** Teks Bacaan **
^^^^

Cari Berita

Breaking News

Diantori Ajak Tengok Kembali Tradisi Lewat "Mirul lain Mirul"

Rabu, 27 September 2023


LAMA tak menyaksikan pementasan tari di Lampung yang dikemas dengan drama, artinya ada kisah di dalamnya. Pada Selasa (26/09/2023) malam, Diantori bersama YMBL menyuguhkan pertunjukan yang menyegarkan.



Adalah "Mirul lain Mirul", judul pertunjukan tersebut. Dikemas drama-tari-musik, Diantori mengajak kita untuk menengok kembali tradisi.


Drama-tari-musik, Diantori Dihans sebagai sutradara merangkap produser menyebut Drama Musikal, ini berdurasi 90 menit. Dimulai dengan munculnya seorang ibu tua yang dipanggil Mami oleh anaknya. Peran mami dilakoni aktris senior Lampung, Iin Mufhmainah aka Iin Zakaria.


Kehadiran Iin sebagai pencerita dalam pementasan ini, memperkuat alur cerita. Ini mirip dengan nenek saat mengisahkan percintaannya di kapal pesiar Titanic dalam film "Titanic". 


Apa itu Mirul? Dalam tradisi dan adat budaya Lampung pepadun, penyebutan untuk perempuan (muli) yang telah menikah. Mirul adalah penyeimbang bagi tatanan keluarga. Sebab Mirul sebagai perekat keluarga.


Untuk sampai kepada sebutan Mirul, ada proses yang menyertai. Drama garapan Yayasan Murni Budaya Lampung (YMBL) bekerja sama dengan Gardance Story Community, mengisahkannya dengan apik. Ada drama, tari, musik, dan dikemas secara humor, riang, serta satire dan kritik.


Ada tradisi jaga damar. Ah, tradisi ini pernah saya saksikan sekira 1970-an, masa berusia 12 tahun di suatu perhelatan rnikah. Jaga damar ini dilakukan bukan gadis (mekhanai-muli) Lampung. Meja disusun memanjang, para gadis dan bujang berhadap-hadapan. 


Mereka diizinkan orang tua untuk bertemu ataupun berkenalan. Saya katakan "mendapat izin" sebab keluarga Lampung sangat ketat menjaga anak-anak gadisnya. Tetapi, dalam jaga damar, waktu yang dibolehkan. Pada acara yang kala dulu sebelum ada penerang listrik, untuk penerang dipakai damar. Atau bisa juga lampu minyak maupun petromak. 


Pada sesi pertemuan bujang gadis inilah, bisa saling kenalan dengan cara bersurat-suratan di kertas yang disediakan. Setelah itu, tak jarang berlangsung saling mencintai hingga ke jenjang pernikahan.



Dalam tradisi Lampung Pepadun, ada adat melarikan gadis (muli) yang disukai/dicintai. Larian ini dikenal dengan istilah sebambangan. 


Sebelum sebambangan, si gadis akan meninggalkan surat dan uang di bawah bantal. Ia dilarikan bujan pujaan ke rumah tetua yang dihormati. Sehingga si gadis tetap dijaga kehormatannya. Lalu keluarga lelaki akan mendatangi rumah gadis untuk memberi tahu, serta menyerahkan keris dan lainnya.

^^^^

** Data Mentah **
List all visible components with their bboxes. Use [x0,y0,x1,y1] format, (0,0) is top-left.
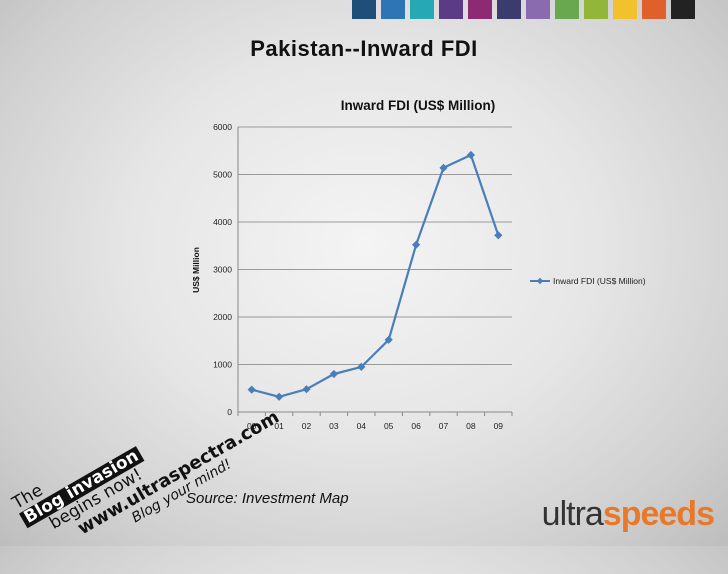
x-tick-label-01: 01 [274,421,284,431]
x-tick-label-07: 07 [439,421,449,431]
y-tick-label-1000: 1000 [213,360,232,370]
y-tick-label-2000: 2000 [213,312,232,322]
x-tick-label-08: 08 [466,421,476,431]
data-point-09 [494,231,503,240]
swatch-11 [671,0,695,19]
swatch-3 [439,0,463,19]
data-point-07 [439,163,448,172]
swatch-1 [381,0,405,19]
legend-marker-0 [536,277,544,285]
series-line-0 [251,153,500,398]
brand-logo-part-1: ultra [541,495,604,533]
swatch-0 [352,0,376,19]
x-tick-label-05: 05 [384,421,394,431]
swatch-4 [468,0,492,19]
y-tick-label-3000: 3000 [213,265,232,275]
y-tick-label-5000: 5000 [213,170,232,180]
fdi-line-chart: Inward FDI (US$ Million)0100020003000400… [191,98,646,431]
x-tick-label-09: 09 [494,421,504,431]
y-tick-label-4000: 4000 [213,217,232,227]
swatch-2 [410,0,434,19]
data-point-02 [302,385,311,394]
data-point-04 [357,362,366,371]
source-note: Source: Investment Map [186,490,349,507]
swatch-7 [555,0,579,19]
data-point-05 [384,335,393,344]
x-tick-label-03: 03 [329,421,339,431]
swatch-5 [497,0,521,19]
data-point-00 [247,385,256,394]
brand-logo: ultraspeeds [541,495,715,534]
data-point-03 [329,369,339,379]
y-axis-title: US$ Million [191,247,201,293]
y-tick-label-6000: 6000 [213,122,232,132]
x-tick-label-00: 00 [247,421,257,431]
chart-title: Inward FDI (US$ Million) [341,98,496,113]
data-point-06 [411,240,421,249]
swatch-6 [526,0,550,19]
swatch-9 [613,0,637,19]
y-tick-label-0: 0 [227,407,232,417]
slide-title: Pakistan--Inward FDI [250,36,478,61]
legend-label-0: Inward FDI (US$ Million) [553,276,646,286]
x-tick-label-06: 06 [411,421,421,431]
color-swatch-bar [352,0,695,19]
data-point-08 [466,150,476,160]
swatch-8 [584,0,608,19]
swatch-10 [642,0,666,19]
x-tick-label-04: 04 [357,421,367,431]
x-tick-label-02: 02 [302,421,312,431]
data-point-01 [274,392,284,401]
brand-logo-part-2: speeds [602,495,715,533]
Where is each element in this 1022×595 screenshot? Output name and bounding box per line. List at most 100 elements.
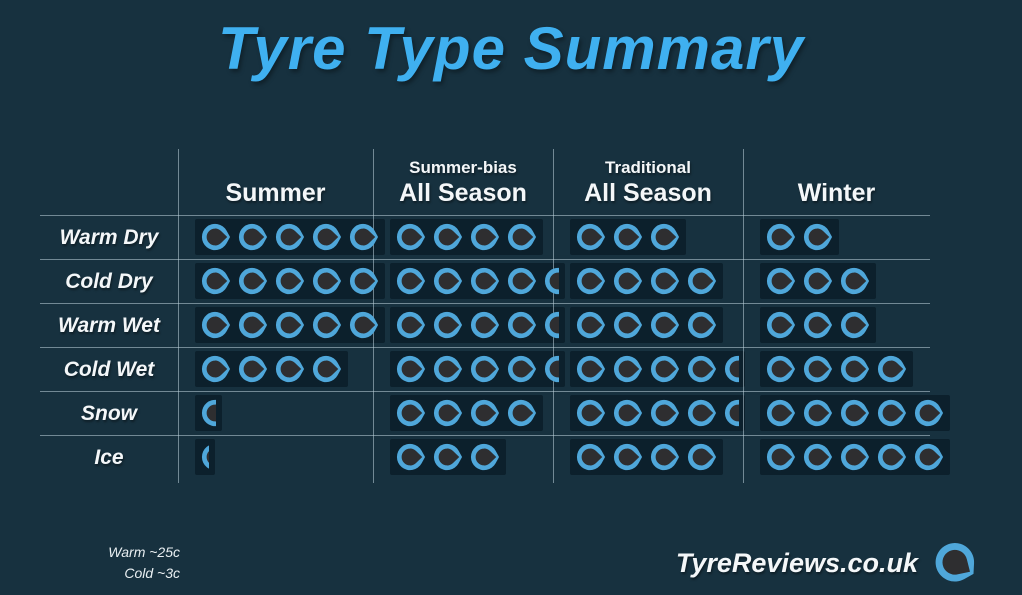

^^^^

** Tujuan Latihan **
Tuliskan persis bagian teks bacaan mulai dari "Diantori Ajak Tengok" sampai "menengok kembali tradisi.". Data di atas tidak perlu dipakai.

** Jawaban yang Diharapkan **
Diantori Ajak Tengok Kembali Tradisi Lewat "Mirul lain Mirul"

Rabu, 27 September 2023


LAMA tak menyaksikan pementasan tari di Lampung yang dikemas dengan drama, artinya ada kisah di dalamnya. Pada Selasa (26/09/2023) malam, Diantori bersama YMBL menyuguhkan pertunjukan yang menyegarkan.



Adalah "Mirul lain Mirul", judul pertunjukan tersebut. Dikemas drama-tari-musik, Diantori mengajak kita untuk menengok kembali tradisi.